AIM:
Take from the listing each line that has the string "ylabel".

MATERIAL SHOWN:
++++++++

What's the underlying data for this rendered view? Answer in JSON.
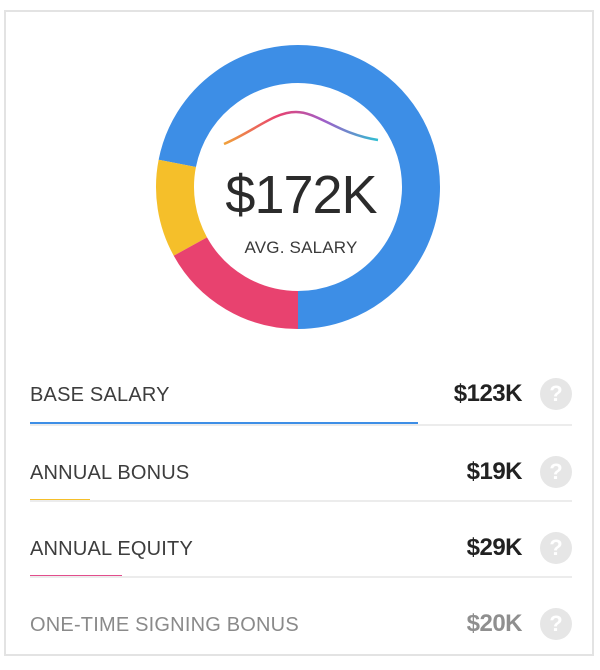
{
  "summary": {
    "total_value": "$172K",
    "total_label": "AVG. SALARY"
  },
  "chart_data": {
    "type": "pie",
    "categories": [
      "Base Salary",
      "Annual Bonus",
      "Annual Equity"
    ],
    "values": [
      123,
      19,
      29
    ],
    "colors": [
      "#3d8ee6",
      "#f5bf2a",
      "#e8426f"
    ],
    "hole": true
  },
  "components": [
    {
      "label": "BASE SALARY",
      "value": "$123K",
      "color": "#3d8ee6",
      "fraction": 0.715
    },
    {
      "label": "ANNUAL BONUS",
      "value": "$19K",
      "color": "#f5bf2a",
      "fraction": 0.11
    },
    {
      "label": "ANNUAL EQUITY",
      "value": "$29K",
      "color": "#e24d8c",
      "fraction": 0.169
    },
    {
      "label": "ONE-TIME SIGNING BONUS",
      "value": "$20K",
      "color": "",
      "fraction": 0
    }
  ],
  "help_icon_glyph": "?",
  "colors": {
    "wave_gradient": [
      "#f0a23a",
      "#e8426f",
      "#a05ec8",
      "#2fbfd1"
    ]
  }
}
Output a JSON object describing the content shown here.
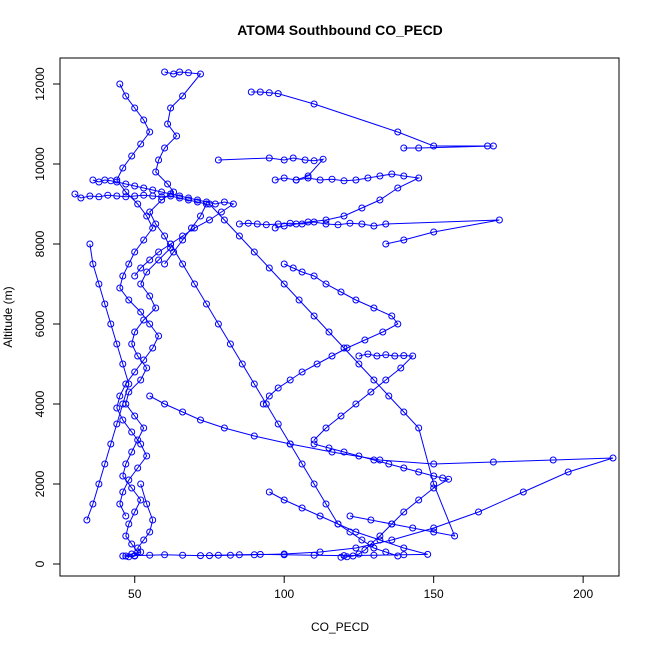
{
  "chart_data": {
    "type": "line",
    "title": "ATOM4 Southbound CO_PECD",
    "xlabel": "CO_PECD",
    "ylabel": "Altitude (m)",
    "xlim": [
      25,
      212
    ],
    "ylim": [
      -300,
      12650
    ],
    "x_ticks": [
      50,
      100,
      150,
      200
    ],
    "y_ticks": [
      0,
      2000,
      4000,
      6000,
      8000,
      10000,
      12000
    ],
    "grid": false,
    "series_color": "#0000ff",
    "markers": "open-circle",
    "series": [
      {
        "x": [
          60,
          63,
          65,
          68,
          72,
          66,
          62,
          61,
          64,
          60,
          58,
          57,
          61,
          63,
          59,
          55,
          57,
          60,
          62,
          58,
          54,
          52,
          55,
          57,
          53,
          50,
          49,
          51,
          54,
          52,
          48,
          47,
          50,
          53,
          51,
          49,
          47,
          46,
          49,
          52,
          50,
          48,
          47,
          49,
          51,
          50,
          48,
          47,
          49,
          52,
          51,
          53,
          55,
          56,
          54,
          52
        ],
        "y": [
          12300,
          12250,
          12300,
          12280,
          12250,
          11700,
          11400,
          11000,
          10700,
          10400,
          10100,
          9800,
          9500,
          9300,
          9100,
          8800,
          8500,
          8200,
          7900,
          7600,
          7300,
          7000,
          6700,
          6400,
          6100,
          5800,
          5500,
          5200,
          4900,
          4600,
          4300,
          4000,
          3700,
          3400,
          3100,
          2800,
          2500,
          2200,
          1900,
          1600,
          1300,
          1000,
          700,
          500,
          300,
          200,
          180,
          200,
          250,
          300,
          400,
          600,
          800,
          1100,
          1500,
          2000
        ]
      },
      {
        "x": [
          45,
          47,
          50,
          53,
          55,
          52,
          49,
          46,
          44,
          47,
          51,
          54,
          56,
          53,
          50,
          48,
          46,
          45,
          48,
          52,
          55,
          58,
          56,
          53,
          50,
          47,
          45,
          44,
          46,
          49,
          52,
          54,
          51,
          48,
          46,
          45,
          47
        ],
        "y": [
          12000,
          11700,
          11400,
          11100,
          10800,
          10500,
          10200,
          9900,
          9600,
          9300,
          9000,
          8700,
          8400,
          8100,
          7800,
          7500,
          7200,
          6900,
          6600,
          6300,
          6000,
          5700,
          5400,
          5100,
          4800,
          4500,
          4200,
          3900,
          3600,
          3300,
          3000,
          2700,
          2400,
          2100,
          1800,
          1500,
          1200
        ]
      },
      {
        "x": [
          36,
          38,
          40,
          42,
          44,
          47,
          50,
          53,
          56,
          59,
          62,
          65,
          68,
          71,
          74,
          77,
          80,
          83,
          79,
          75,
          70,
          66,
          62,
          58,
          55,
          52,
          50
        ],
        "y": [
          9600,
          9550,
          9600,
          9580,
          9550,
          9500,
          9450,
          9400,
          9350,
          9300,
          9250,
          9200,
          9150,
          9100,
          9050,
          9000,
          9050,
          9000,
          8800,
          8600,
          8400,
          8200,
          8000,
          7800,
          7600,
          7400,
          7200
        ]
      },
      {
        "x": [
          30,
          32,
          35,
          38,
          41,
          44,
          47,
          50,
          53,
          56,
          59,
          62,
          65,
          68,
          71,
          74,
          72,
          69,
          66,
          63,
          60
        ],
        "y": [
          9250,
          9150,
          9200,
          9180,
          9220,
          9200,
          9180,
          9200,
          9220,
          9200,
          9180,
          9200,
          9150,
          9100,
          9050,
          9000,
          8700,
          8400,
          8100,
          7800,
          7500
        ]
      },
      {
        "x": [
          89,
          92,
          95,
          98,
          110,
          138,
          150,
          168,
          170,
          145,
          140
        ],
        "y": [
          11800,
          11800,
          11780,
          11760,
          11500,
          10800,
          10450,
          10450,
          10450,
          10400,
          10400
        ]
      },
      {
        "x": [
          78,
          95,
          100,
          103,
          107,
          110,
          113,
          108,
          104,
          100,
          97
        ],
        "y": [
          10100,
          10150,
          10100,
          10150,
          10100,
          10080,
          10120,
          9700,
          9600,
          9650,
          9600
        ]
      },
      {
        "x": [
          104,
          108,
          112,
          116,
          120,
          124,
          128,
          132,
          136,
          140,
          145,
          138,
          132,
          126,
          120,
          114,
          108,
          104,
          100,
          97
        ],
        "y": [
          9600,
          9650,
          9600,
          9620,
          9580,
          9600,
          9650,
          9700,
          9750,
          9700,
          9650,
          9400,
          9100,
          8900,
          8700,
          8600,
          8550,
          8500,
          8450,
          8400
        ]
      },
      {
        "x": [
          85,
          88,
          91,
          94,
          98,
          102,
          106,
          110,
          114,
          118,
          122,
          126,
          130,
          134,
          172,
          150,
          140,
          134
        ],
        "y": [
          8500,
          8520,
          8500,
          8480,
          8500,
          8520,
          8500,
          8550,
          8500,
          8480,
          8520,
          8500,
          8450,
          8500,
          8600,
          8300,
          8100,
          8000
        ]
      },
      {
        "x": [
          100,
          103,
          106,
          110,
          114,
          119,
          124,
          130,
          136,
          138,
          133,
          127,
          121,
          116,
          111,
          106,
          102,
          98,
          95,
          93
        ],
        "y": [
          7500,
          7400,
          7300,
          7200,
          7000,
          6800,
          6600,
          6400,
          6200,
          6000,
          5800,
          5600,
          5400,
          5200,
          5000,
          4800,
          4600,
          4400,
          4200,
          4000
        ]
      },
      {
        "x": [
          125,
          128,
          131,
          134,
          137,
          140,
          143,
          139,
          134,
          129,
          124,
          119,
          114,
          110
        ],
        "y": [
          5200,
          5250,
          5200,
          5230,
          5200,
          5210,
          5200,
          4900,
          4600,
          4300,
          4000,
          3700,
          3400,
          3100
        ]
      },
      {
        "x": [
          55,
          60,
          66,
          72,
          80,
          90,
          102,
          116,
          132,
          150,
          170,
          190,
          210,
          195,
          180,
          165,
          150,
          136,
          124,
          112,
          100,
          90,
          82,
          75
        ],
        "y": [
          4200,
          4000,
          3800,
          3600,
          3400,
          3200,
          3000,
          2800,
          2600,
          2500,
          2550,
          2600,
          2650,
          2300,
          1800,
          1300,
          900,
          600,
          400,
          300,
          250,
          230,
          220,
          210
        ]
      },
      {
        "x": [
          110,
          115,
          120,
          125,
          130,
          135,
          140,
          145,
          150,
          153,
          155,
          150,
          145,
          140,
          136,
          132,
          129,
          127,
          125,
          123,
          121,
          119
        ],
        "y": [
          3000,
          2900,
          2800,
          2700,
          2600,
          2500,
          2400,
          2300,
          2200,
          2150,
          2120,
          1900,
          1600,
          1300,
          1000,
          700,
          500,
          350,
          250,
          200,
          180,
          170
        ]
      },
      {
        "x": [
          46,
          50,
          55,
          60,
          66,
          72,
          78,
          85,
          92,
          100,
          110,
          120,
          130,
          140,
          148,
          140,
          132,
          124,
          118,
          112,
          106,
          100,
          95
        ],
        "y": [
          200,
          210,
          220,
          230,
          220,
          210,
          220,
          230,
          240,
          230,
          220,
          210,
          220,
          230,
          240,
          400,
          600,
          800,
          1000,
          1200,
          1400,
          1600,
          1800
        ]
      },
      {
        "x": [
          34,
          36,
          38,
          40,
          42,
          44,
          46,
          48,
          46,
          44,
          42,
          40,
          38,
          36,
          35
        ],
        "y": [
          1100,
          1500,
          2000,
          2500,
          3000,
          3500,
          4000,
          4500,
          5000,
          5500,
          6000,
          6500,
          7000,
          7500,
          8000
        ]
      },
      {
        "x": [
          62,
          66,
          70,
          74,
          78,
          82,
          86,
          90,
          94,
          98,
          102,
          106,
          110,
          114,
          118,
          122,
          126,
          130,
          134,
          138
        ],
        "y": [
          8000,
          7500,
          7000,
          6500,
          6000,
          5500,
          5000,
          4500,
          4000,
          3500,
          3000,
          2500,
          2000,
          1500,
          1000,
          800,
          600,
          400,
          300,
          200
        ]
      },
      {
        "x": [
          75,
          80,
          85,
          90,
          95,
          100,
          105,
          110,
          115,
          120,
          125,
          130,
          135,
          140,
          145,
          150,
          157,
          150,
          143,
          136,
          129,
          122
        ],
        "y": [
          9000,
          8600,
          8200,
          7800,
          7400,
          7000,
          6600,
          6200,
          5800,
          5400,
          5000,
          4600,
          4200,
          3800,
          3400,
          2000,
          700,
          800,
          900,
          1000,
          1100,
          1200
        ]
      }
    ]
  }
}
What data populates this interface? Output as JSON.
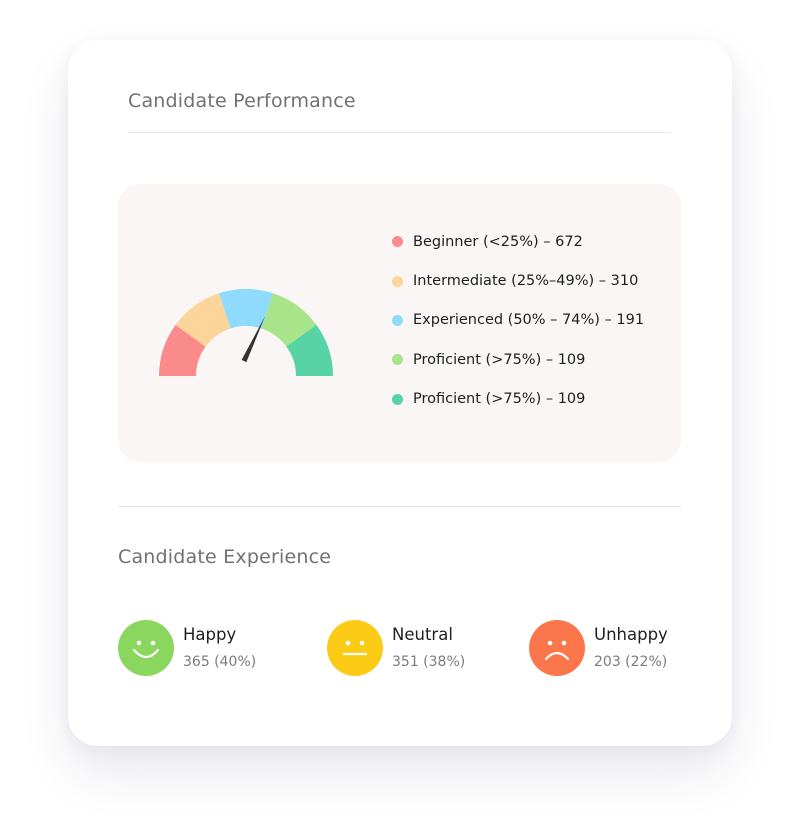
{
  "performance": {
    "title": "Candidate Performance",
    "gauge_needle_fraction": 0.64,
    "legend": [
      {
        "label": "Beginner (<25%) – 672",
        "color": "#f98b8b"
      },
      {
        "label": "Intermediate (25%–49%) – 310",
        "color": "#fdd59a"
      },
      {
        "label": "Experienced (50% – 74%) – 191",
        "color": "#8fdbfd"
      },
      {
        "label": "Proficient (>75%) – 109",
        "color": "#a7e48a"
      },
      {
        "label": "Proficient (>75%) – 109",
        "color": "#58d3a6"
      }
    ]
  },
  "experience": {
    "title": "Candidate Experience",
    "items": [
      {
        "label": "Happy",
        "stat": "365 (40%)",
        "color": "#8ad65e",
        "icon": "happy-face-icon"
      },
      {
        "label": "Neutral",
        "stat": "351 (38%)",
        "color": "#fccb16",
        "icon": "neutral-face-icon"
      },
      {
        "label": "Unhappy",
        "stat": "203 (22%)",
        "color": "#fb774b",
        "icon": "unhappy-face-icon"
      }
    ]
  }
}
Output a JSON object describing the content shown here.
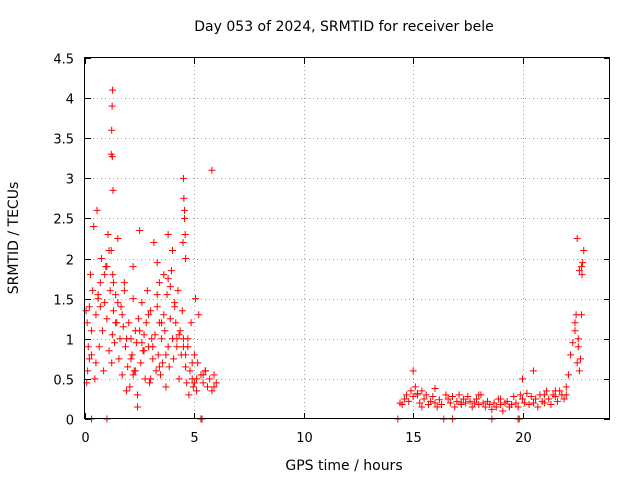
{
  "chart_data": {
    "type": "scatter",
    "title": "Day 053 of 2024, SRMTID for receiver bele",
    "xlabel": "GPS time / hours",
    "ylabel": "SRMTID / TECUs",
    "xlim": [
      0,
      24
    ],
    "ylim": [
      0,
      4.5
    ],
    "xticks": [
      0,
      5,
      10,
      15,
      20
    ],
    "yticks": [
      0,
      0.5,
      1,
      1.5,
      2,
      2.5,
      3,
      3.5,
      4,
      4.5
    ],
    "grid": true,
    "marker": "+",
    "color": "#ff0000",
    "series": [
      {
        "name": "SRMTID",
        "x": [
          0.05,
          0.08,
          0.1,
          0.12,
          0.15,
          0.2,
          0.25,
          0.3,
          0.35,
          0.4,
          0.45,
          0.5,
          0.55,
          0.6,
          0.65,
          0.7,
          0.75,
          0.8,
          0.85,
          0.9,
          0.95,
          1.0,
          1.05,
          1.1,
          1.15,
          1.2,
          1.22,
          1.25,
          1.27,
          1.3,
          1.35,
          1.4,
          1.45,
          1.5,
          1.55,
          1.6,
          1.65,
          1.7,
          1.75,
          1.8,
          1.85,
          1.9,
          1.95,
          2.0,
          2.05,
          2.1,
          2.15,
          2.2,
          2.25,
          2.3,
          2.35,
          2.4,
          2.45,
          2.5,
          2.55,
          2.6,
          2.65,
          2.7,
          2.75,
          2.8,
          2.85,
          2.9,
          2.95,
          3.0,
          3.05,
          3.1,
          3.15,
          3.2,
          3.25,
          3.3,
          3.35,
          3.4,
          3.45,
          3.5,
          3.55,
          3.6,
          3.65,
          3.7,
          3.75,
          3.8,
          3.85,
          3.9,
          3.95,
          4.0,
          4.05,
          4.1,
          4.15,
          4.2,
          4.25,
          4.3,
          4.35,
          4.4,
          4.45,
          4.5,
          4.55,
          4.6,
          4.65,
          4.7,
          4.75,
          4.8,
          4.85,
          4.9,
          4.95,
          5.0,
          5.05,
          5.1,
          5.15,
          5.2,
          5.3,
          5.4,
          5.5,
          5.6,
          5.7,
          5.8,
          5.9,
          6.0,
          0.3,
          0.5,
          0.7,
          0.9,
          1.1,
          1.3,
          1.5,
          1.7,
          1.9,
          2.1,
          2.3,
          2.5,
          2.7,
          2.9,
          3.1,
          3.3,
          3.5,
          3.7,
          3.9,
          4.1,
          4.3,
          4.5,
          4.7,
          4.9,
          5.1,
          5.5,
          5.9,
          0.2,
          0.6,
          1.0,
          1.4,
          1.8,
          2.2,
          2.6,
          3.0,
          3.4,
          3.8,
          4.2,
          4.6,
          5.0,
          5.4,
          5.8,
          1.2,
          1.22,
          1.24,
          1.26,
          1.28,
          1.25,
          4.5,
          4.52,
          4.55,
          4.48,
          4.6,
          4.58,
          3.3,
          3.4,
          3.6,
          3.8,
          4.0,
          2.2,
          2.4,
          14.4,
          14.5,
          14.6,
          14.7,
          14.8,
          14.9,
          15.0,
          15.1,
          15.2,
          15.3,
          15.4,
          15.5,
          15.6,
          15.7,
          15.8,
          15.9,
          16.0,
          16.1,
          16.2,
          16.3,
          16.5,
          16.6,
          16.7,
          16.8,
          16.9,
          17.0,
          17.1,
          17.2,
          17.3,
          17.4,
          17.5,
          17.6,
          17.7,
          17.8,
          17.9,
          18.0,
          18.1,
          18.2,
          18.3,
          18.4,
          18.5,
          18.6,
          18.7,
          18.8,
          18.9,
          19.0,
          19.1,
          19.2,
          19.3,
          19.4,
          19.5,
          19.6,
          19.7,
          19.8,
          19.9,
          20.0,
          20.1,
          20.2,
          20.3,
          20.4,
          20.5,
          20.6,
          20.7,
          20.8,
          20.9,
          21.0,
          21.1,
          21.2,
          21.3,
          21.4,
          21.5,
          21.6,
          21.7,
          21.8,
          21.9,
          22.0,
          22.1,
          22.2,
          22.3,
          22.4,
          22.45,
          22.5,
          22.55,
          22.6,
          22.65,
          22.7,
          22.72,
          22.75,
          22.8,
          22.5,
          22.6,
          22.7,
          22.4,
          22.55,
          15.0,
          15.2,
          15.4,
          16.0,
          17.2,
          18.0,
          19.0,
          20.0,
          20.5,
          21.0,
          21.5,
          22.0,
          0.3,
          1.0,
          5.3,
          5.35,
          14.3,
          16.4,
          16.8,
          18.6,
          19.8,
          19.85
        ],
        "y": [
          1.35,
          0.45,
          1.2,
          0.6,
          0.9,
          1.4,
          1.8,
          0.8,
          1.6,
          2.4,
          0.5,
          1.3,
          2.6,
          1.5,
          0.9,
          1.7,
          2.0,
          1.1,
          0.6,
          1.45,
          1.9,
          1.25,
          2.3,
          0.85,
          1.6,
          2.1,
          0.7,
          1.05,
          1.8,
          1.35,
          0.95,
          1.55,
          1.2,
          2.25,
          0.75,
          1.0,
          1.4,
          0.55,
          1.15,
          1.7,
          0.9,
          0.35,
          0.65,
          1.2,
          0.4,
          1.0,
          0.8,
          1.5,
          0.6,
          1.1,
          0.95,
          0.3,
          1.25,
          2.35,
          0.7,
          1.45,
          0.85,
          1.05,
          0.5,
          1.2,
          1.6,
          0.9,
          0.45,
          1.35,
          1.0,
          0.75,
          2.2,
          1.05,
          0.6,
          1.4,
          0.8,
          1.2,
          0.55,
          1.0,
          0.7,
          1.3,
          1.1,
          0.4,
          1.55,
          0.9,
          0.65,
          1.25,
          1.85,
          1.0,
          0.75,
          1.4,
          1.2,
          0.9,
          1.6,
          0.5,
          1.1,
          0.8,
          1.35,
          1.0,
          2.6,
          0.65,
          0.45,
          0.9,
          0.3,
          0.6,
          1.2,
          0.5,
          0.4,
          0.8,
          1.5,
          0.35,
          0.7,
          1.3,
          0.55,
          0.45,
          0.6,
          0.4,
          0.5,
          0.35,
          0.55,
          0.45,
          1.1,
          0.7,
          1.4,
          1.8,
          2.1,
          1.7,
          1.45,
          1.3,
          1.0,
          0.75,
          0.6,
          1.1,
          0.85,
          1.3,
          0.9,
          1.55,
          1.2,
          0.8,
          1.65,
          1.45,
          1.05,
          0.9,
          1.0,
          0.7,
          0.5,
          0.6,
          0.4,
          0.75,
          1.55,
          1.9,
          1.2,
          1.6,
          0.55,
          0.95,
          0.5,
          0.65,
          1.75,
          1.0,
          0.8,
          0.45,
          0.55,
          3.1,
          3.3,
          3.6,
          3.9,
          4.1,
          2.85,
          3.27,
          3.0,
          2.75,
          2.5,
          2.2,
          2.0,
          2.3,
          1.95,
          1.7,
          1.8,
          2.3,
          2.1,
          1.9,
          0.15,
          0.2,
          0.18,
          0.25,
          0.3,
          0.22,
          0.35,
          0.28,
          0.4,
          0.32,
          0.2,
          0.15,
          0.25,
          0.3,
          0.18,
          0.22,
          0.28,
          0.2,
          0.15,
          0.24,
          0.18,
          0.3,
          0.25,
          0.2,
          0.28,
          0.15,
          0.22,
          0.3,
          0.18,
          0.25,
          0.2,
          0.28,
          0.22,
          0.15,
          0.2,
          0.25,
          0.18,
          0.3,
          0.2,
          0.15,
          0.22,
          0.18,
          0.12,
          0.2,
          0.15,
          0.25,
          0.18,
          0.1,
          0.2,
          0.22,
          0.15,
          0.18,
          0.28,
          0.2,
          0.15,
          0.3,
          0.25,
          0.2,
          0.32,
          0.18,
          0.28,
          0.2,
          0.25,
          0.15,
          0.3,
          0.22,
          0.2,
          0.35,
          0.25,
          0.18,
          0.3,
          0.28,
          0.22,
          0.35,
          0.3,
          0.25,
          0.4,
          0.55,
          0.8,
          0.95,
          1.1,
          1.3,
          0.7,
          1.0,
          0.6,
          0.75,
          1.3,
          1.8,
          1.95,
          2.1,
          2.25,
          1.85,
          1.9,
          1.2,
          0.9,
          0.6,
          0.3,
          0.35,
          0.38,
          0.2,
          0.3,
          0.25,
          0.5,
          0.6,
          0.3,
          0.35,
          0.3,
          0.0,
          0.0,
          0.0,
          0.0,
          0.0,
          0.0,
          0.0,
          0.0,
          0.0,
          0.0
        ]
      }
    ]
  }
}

++++++++

RESULT OF THIS EXERCISE:
    "ylabel": "Altitude (m)",
    "ylabel": "SRMTID / TECUs",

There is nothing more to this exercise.